→ WHAT TO PRODUCE: Reproduce every line of the items below verbatim, leaving out the pictures.

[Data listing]
○ ○ ○ ○ ○
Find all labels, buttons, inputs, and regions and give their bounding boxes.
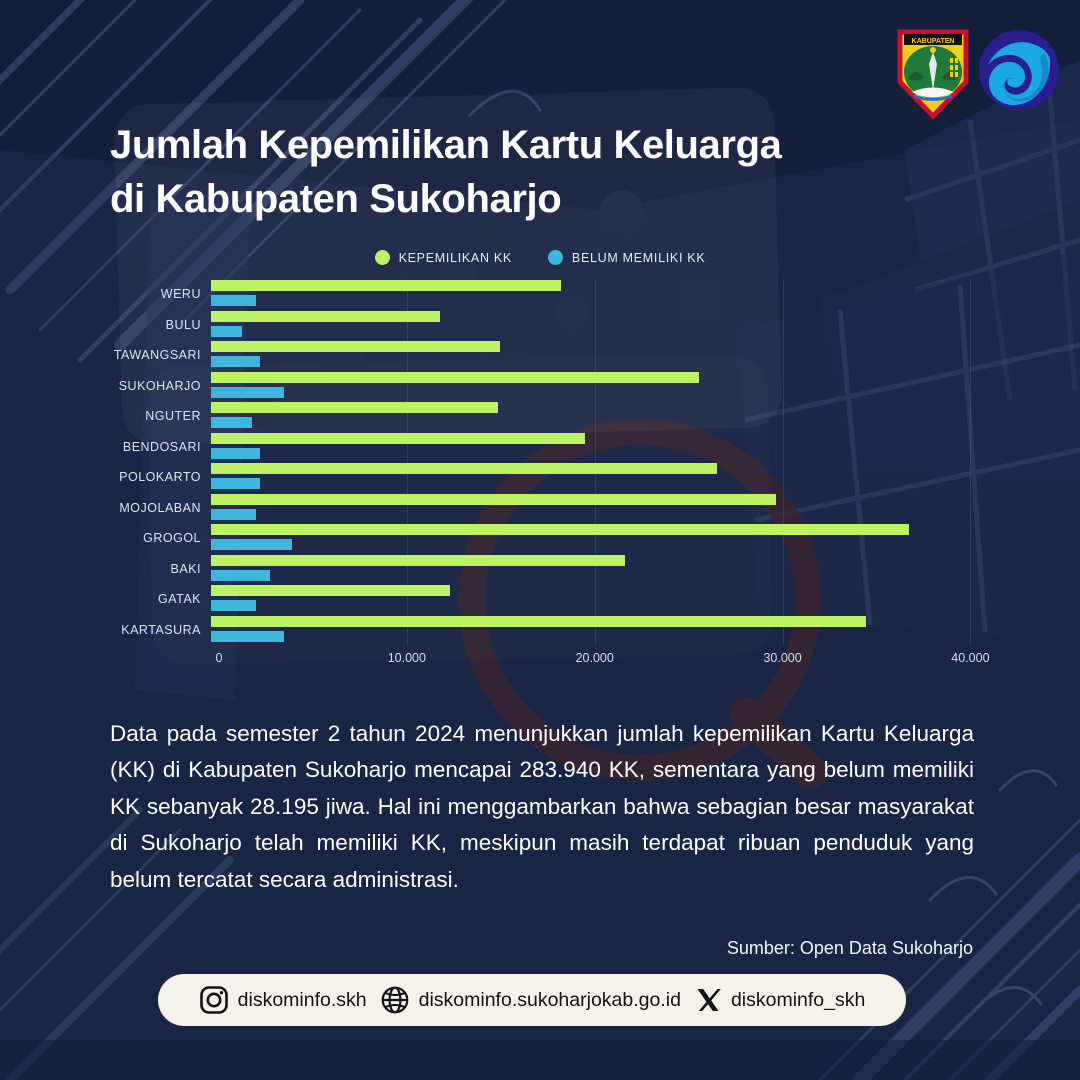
chart-row-bars [211, 340, 1080, 371]
chart-row-label: POLOKARTO [0, 470, 211, 484]
instagram-icon [199, 985, 229, 1015]
chart: KEPEMILIKAN KK BELUM MEMILIKI KK WERUBUL… [0, 250, 1080, 680]
footer-website[interactable]: diskominfo.sukoharjokab.go.id [380, 985, 681, 1015]
bar-kepemilikan-kk [211, 433, 585, 444]
chart-row-label: MOJOLABAN [0, 501, 211, 515]
chart-row-bars [211, 615, 1080, 646]
chart-row-label: GROGOL [0, 531, 211, 545]
bar-belum-memiliki-kk [211, 295, 256, 306]
chart-row-bars [211, 462, 1080, 493]
bar-kepemilikan-kk [211, 555, 625, 566]
footer-twitter-x[interactable]: diskominfo_skh [694, 986, 865, 1014]
bar-kepemilikan-kk [211, 616, 866, 627]
sukoharjo-regency-crest-icon: KABUPATEN [894, 20, 972, 120]
chart-row: BENDOSARI [0, 432, 1080, 463]
chart-row-label: BAKI [0, 562, 211, 576]
chart-row-bars [211, 554, 1080, 585]
chart-x-tick-label: 0 [216, 651, 223, 665]
chart-row-bars [211, 584, 1080, 615]
chart-row: KARTASURA [0, 615, 1080, 646]
legend-swatch-green [375, 250, 390, 265]
legend-label-belum-memiliki: BELUM MEMILIKI KK [572, 251, 705, 265]
bar-belum-memiliki-kk [211, 326, 242, 337]
title-line-2: di Kabupaten Sukoharjo [110, 172, 870, 226]
chart-row-bars [211, 310, 1080, 341]
chart-row: GROGOL [0, 523, 1080, 554]
chart-x-tick-label: 20.000 [576, 651, 614, 665]
bar-belum-memiliki-kk [211, 448, 260, 459]
chart-row-label: WERU [0, 287, 211, 301]
chart-row-bars [211, 371, 1080, 402]
bar-kepemilikan-kk [211, 402, 498, 413]
chart-row-bars [211, 493, 1080, 524]
title-line-1: Jumlah Kepemilikan Kartu Keluarga [110, 118, 870, 172]
chart-row: GATAK [0, 584, 1080, 615]
footer-website-label: diskominfo.sukoharjokab.go.id [419, 989, 681, 1012]
chart-row-label: BENDOSARI [0, 440, 211, 454]
bar-belum-memiliki-kk [211, 417, 252, 428]
legend-label-kepemilikan: KEPEMILIKAN KK [399, 251, 512, 265]
body-paragraph: Data pada semester 2 tahun 2024 menunjuk… [110, 716, 974, 898]
bar-belum-memiliki-kk [211, 631, 284, 642]
footer-instagram[interactable]: diskominfo.skh [199, 985, 367, 1015]
chart-row-label: SUKOHARJO [0, 379, 211, 393]
bar-belum-memiliki-kk [211, 600, 256, 611]
social-footer-bar: diskominfo.skh diskominfo.sukoharjokab.g… [158, 974, 906, 1026]
kominfo-wave-logo-icon [978, 29, 1060, 111]
bar-belum-memiliki-kk [211, 356, 260, 367]
legend-swatch-cyan [548, 250, 563, 265]
logo-group: KABUPATEN [894, 20, 1060, 120]
chart-x-tick-label: 10.000 [388, 651, 426, 665]
bar-kepemilikan-kk [211, 341, 500, 352]
chart-row-bars [211, 432, 1080, 463]
globe-icon [380, 985, 410, 1015]
chart-row-bars [211, 279, 1080, 310]
chart-row-label: TAWANGSARI [0, 348, 211, 362]
bar-belum-memiliki-kk [211, 478, 260, 489]
chart-row-label: BULU [0, 318, 211, 332]
chart-row-label: GATAK [0, 592, 211, 606]
chart-x-tick-label: 40.000 [951, 651, 989, 665]
bar-kepemilikan-kk [211, 524, 909, 535]
footer-instagram-label: diskominfo.skh [238, 989, 367, 1012]
source-note: Sumber: Open Data Sukoharjo [727, 938, 973, 959]
chart-row-bars [211, 401, 1080, 432]
chart-row: BAKI [0, 554, 1080, 585]
bar-belum-memiliki-kk [211, 387, 284, 398]
chart-row: TAWANGSARI [0, 340, 1080, 371]
chart-row: NGUTER [0, 401, 1080, 432]
bar-belum-memiliki-kk [211, 539, 292, 550]
bar-kepemilikan-kk [211, 494, 776, 505]
bar-kepemilikan-kk [211, 311, 440, 322]
chart-row: BULU [0, 310, 1080, 341]
legend-item-belum-memiliki: BELUM MEMILIKI KK [548, 250, 705, 265]
chart-row: SUKOHARJO [0, 371, 1080, 402]
chart-row-label: NGUTER [0, 409, 211, 423]
legend-item-kepemilikan: KEPEMILIKAN KK [375, 250, 512, 265]
bar-kepemilikan-kk [211, 463, 717, 474]
bar-kepemilikan-kk [211, 372, 699, 383]
body-paragraph-text: Data pada semester 2 tahun 2024 menunjuk… [110, 716, 974, 898]
bar-kepemilikan-kk [211, 585, 450, 596]
page-title: Jumlah Kepemilikan Kartu Keluarga di Kab… [110, 118, 870, 226]
bar-belum-memiliki-kk [211, 570, 270, 581]
chart-rows: WERUBULUTAWANGSARISUKOHARJONGUTERBENDOSA… [0, 279, 1080, 645]
chart-row: MOJOLABAN [0, 493, 1080, 524]
bar-belum-memiliki-kk [211, 509, 256, 520]
chart-row: WERU [0, 279, 1080, 310]
chart-legend: KEPEMILIKAN KK BELUM MEMILIKI KK [0, 250, 1080, 265]
footer-twitter-label: diskominfo_skh [731, 989, 865, 1012]
chart-row-bars [211, 523, 1080, 554]
chart-row: POLOKARTO [0, 462, 1080, 493]
chart-x-axis: 010.00020.00030.00040.000 [0, 645, 1080, 675]
chart-plot-area: WERUBULUTAWANGSARISUKOHARJONGUTERBENDOSA… [0, 279, 1080, 645]
svg-text:KABUPATEN: KABUPATEN [912, 38, 955, 45]
chart-row-label: KARTASURA [0, 623, 211, 637]
x-twitter-icon [694, 986, 722, 1014]
chart-x-tick-label: 30.000 [763, 651, 801, 665]
bar-kepemilikan-kk [211, 280, 561, 291]
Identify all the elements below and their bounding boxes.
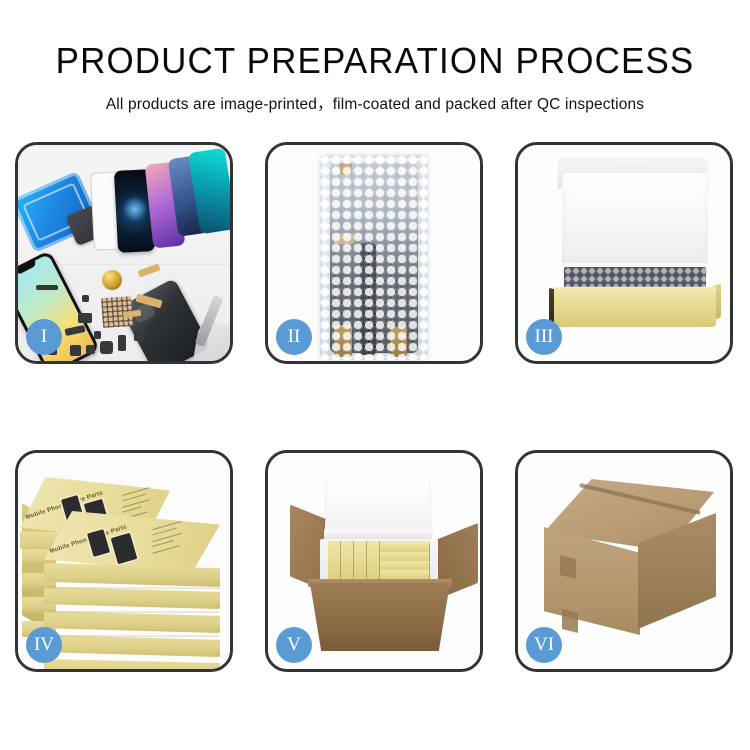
○ ○ ○ ○ ○
→ RESULT OF THIS TASK:
Find all labels, buttons, inputs, and regions and give their bounding boxes.
chart-row-bars [211, 340, 1080, 371]
chart-row-label: POLOKARTO [0, 470, 211, 484]
instagram-icon [199, 985, 229, 1015]
chart: KEPEMILIKAN KK BELUM MEMILIKI KK WERUBUL… [0, 250, 1080, 680]
footer-website[interactable]: diskominfo.sukoharjokab.go.id [380, 985, 681, 1015]
bar-kepemilikan-kk [211, 433, 585, 444]
chart-row-label: MOJOLABAN [0, 501, 211, 515]
chart-row-bars [211, 615, 1080, 646]
chart-row-label: GROGOL [0, 531, 211, 545]
bar-belum-memiliki-kk [211, 295, 256, 306]
chart-row-bars [211, 462, 1080, 493]
bar-kepemilikan-kk [211, 555, 625, 566]
footer-twitter-x[interactable]: diskominfo_skh [694, 986, 865, 1014]
bar-kepemilikan-kk [211, 616, 866, 627]
sukoharjo-regency-crest-icon: KABUPATEN [894, 20, 972, 120]
chart-row: BENDOSARI [0, 432, 1080, 463]
chart-row-label: BAKI [0, 562, 211, 576]
chart-row-bars [211, 554, 1080, 585]
chart-x-tick-label: 0 [216, 651, 223, 665]
chart-row-bars [211, 584, 1080, 615]
chart-row: KARTASURA [0, 615, 1080, 646]
legend-swatch-green [375, 250, 390, 265]
legend-label-belum-memiliki: BELUM MEMILIKI KK [572, 251, 705, 265]
bar-belum-memiliki-kk [211, 326, 242, 337]
title-line-2: di Kabupaten Sukoharjo [110, 172, 870, 226]
chart-row-bars [211, 310, 1080, 341]
chart-row: GROGOL [0, 523, 1080, 554]
chart-x-tick-label: 20.000 [576, 651, 614, 665]
bar-belum-memiliki-kk [211, 448, 260, 459]
chart-row-label: WERU [0, 287, 211, 301]
chart-row-bars [211, 371, 1080, 402]
bar-kepemilikan-kk [211, 402, 498, 413]
chart-row-bars [211, 493, 1080, 524]
title-line-1: Jumlah Kepemilikan Kartu Keluarga [110, 118, 870, 172]
chart-row: GATAK [0, 584, 1080, 615]
footer-website-label: diskominfo.sukoharjokab.go.id [419, 989, 681, 1012]
chart-row-label: BENDOSARI [0, 440, 211, 454]
bar-belum-memiliki-kk [211, 417, 252, 428]
legend-label-kepemilikan: KEPEMILIKAN KK [399, 251, 512, 265]
body-paragraph: Data pada semester 2 tahun 2024 menunjuk… [110, 716, 974, 898]
bar-belum-memiliki-kk [211, 631, 284, 642]
footer-instagram[interactable]: diskominfo.skh [199, 985, 367, 1015]
chart-row-label: SUKOHARJO [0, 379, 211, 393]
bar-belum-memiliki-kk [211, 600, 256, 611]
social-footer-bar: diskominfo.skh diskominfo.sukoharjokab.g… [158, 974, 906, 1026]
kominfo-wave-logo-icon [978, 29, 1060, 111]
bar-belum-memiliki-kk [211, 356, 260, 367]
legend-swatch-cyan [548, 250, 563, 265]
logo-group: KABUPATEN [894, 20, 1060, 120]
chart-x-tick-label: 10.000 [388, 651, 426, 665]
bar-kepemilikan-kk [211, 341, 500, 352]
chart-row-bars [211, 432, 1080, 463]
globe-icon [380, 985, 410, 1015]
chart-row-bars [211, 279, 1080, 310]
chart-row-label: TAWANGSARI [0, 348, 211, 362]
bar-belum-memiliki-kk [211, 478, 260, 489]
chart-row-label: BULU [0, 318, 211, 332]
chart-row-label: GATAK [0, 592, 211, 606]
chart-x-tick-label: 40.000 [951, 651, 989, 665]
bar-kepemilikan-kk [211, 524, 909, 535]
footer-instagram-label: diskominfo.skh [238, 989, 367, 1012]
source-note: Sumber: Open Data Sukoharjo [727, 938, 973, 959]
chart-row-bars [211, 401, 1080, 432]
chart-row: BAKI [0, 554, 1080, 585]
bar-belum-memiliki-kk [211, 387, 284, 398]
chart-row: TAWANGSARI [0, 340, 1080, 371]
chart-row: NGUTER [0, 401, 1080, 432]
bar-belum-memiliki-kk [211, 539, 292, 550]
bar-kepemilikan-kk [211, 494, 776, 505]
bar-kepemilikan-kk [211, 311, 440, 322]
chart-row: BULU [0, 310, 1080, 341]
legend-item-belum-memiliki: BELUM MEMILIKI KK [548, 250, 705, 265]
chart-row: SUKOHARJO [0, 371, 1080, 402]
chart-row-label: NGUTER [0, 409, 211, 423]
legend-item-kepemilikan: KEPEMILIKAN KK [375, 250, 512, 265]
bar-kepemilikan-kk [211, 463, 717, 474]
bar-kepemilikan-kk [211, 372, 699, 383]
body-paragraph-text: Data pada semester 2 tahun 2024 menunjuk… [110, 716, 974, 898]
bar-kepemilikan-kk [211, 585, 450, 596]
page-title: Jumlah Kepemilikan Kartu Keluarga di Kab… [110, 118, 870, 226]
bar-belum-memiliki-kk [211, 570, 270, 581]
chart-rows: WERUBULUTAWANGSARISUKOHARJONGUTERBENDOSA… [0, 279, 1080, 645]
chart-row: MOJOLABAN [0, 493, 1080, 524]
bar-belum-memiliki-kk [211, 509, 256, 520]
chart-row: WERU [0, 279, 1080, 310]
chart-legend: KEPEMILIKAN KK BELUM MEMILIKI KK [0, 250, 1080, 265]
footer-twitter-label: diskominfo_skh [731, 989, 865, 1012]
chart-row-bars [211, 523, 1080, 554]
chart-row: POLOKARTO [0, 462, 1080, 493]
chart-x-axis: 010.00020.00030.00040.000 [0, 645, 1080, 675]
chart-plot-area: WERUBULUTAWANGSARISUKOHARJONGUTERBENDOSA… [0, 279, 1080, 645]
svg-text:KABUPATEN: KABUPATEN [912, 38, 955, 45]
chart-row-label: KARTASURA [0, 623, 211, 637]
x-twitter-icon [694, 986, 722, 1014]
chart-x-tick-label: 30.000 [763, 651, 801, 665]
bar-kepemilikan-kk [211, 280, 561, 291]
Identify all the elements below and their bounding boxes.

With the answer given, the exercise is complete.